# Short exercise
Restate every entry word for word.

##########

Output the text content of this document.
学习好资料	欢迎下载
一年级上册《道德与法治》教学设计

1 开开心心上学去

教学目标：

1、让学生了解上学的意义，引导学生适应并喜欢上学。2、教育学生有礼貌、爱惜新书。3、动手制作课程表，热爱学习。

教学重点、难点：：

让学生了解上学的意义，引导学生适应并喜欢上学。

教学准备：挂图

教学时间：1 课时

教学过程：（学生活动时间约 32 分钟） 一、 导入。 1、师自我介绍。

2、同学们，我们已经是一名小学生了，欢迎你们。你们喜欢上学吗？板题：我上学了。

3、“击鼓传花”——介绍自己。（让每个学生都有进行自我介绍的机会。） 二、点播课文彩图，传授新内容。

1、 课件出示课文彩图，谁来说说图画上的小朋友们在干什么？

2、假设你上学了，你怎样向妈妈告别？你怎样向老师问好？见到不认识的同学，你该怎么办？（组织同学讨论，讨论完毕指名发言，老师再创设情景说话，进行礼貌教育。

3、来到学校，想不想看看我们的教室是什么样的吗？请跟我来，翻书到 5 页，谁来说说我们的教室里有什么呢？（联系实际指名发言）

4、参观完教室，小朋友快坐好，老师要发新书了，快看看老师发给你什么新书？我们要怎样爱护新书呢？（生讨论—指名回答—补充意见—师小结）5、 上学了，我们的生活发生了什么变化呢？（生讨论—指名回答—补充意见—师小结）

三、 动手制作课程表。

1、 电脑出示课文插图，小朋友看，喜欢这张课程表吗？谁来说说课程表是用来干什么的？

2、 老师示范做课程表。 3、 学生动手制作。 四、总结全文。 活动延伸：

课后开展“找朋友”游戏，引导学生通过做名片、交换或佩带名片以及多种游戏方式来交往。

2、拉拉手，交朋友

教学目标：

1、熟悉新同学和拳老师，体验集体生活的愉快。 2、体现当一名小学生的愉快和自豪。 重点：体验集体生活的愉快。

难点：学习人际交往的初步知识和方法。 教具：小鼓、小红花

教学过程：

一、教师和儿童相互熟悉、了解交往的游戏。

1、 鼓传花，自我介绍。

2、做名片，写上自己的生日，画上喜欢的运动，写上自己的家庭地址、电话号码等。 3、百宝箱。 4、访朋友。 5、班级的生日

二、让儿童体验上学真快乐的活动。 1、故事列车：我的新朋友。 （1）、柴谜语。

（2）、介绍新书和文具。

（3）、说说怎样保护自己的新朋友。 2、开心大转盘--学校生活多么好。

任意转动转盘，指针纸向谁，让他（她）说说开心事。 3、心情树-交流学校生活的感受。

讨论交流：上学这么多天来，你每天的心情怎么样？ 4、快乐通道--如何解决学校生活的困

##########

# Solution
Output the text content of this document.
学习好资料	欢迎下载
一年级上册《道德与法治》教学设计

1 开开心心上学去

教学目标：

1、让学生了解上学的意义，引导学生适应并喜欢上学。2、教育学生有礼貌、爱惜新书。3、动手制作课程表，热爱学习。

教学重点、难点：：

让学生了解上学的意义，引导学生适应并喜欢上学。

教学准备：挂图

教学时间：1 课时

教学过程：（学生活动时间约 32 分钟） 一、 导入。 1、师自我介绍。

2、同学们，我们已经是一名小学生了，欢迎你们。你们喜欢上学吗？板题：我上学了。

3、“击鼓传花”——介绍自己。（让每个学生都有进行自我介绍的机会。） 二、点播课文彩图，传授新内容。

1、 课件出示课文彩图，谁来说说图画上的小朋友们在干什么？

2、假设你上学了，你怎样向妈妈告别？你怎样向老师问好？见到不认识的同学，你该怎么办？（组织同学讨论，讨论完毕指名发言，老师再创设情景说话，进行礼貌教育。

3、来到学校，想不想看看我们的教室是什么样的吗？请跟我来，翻书到 5 页，谁来说说我们的教室里有什么呢？（联系实际指名发言）

4、参观完教室，小朋友快坐好，老师要发新书了，快看看老师发给你什么新书？我们要怎样爱护新书呢？（生讨论—指名回答—补充意见—师小结）5、 上学了，我们的生活发生了什么变化呢？（生讨论—指名回答—补充意见—师小结）

三、 动手制作课程表。

1、 电脑出示课文插图，小朋友看，喜欢这张课程表吗？谁来说说课程表是用来干什么的？

2、 老师示范做课程表。 3、 学生动手制作。 四、总结全文。 活动延伸：

课后开展“找朋友”游戏，引导学生通过做名片、交换或佩带名片以及多种游戏方式来交往。

2、拉拉手，交朋友

教学目标：

1、熟悉新同学和拳老师，体验集体生活的愉快。 2、体现当一名小学生的愉快和自豪。 重点：体验集体生活的愉快。

难点：学习人际交往的初步知识和方法。 教具：小鼓、小红花

教学过程：

一、教师和儿童相互熟悉、了解交往的游戏。

1、 鼓传花，自我介绍。

2、做名片，写上自己的生日，画上喜欢的运动，写上自己的家庭地址、电话号码等。 3、百宝箱。 4、访朋友。 5、班级的生日

二、让儿童体验上学真快乐的活动。 1、故事列车：我的新朋友。 （1）、柴谜语。

（2）、介绍新书和文具。

（3）、说说怎样保护自己的新朋友。 2、开心大转盘--学校生活多么好。

任意转动转盘，指针纸向谁，让他（她）说说开心事。 3、心情树-交流学校生活的感受。

讨论交流：上学这么多天来，你每天的心情怎么样？ 4、快乐通道--如何解决学校生活的困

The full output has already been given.